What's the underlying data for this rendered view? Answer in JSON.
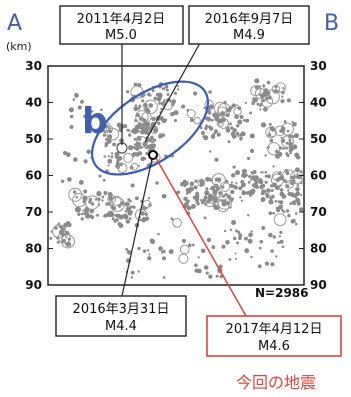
{
  "chart_data": {
    "type": "scatter",
    "corner_labels": {
      "left": "A",
      "right": "B"
    },
    "cluster_label": "b",
    "ylabel": "(km)",
    "ylim": [
      30,
      90
    ],
    "y_ticks": [
      30,
      40,
      50,
      60,
      70,
      80,
      90
    ],
    "y_tick_labels": [
      "30",
      "40",
      "50",
      "60",
      "70",
      "80",
      "90"
    ],
    "count_label": "N=2986",
    "events": [
      {
        "date": "2011年4月2日",
        "magnitude": "M5.0",
        "x": 0.3,
        "depth": 50
      },
      {
        "date": "2016年9月7日",
        "magnitude": "M4.9",
        "x": 0.39,
        "depth": 48
      },
      {
        "date": "2016年3月31日",
        "magnitude": "M4.4",
        "x": 0.36,
        "depth": 52
      },
      {
        "date": "2017年4月12日",
        "magnitude": "M4.6",
        "x": 0.38,
        "depth": 54.5
      }
    ],
    "current_event_caption": "今回の地震",
    "colors": {
      "accent": "#3f5fb0",
      "current": "#e0453a",
      "points": "#8a8a8a",
      "ellipse": "#3a5bbf"
    }
  }
}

• • • • • • •

AIM OF THE EXERCISE
Restate the entire listing word for word, excluding pictures.

CORRECT ANSWER
What's the underlying data for this rendered view? Answer in JSON.
{
  "chart_data": {
    "type": "scatter",
    "corner_labels": {
      "left": "A",
      "right": "B"
    },
    "cluster_label": "b",
    "ylabel": "(km)",
    "ylim": [
      30,
      90
    ],
    "y_ticks": [
      30,
      40,
      50,
      60,
      70,
      80,
      90
    ],
    "y_tick_labels": [
      "30",
      "40",
      "50",
      "60",
      "70",
      "80",
      "90"
    ],
    "count_label": "N=2986",
    "events": [
      {
        "date": "2011年4月2日",
        "magnitude": "M5.0",
        "x": 0.3,
        "depth": 50
      },
      {
        "date": "2016年9月7日",
        "magnitude": "M4.9",
        "x": 0.39,
        "depth": 48
      },
      {
        "date": "2016年3月31日",
        "magnitude": "M4.4",
        "x": 0.36,
        "depth": 52
      },
      {
        "date": "2017年4月12日",
        "magnitude": "M4.6",
        "x": 0.38,
        "depth": 54.5
      }
    ],
    "current_event_caption": "今回の地震",
    "colors": {
      "accent": "#3f5fb0",
      "current": "#e0453a",
      "points": "#8a8a8a",
      "ellipse": "#3a5bbf"
    }
  }
}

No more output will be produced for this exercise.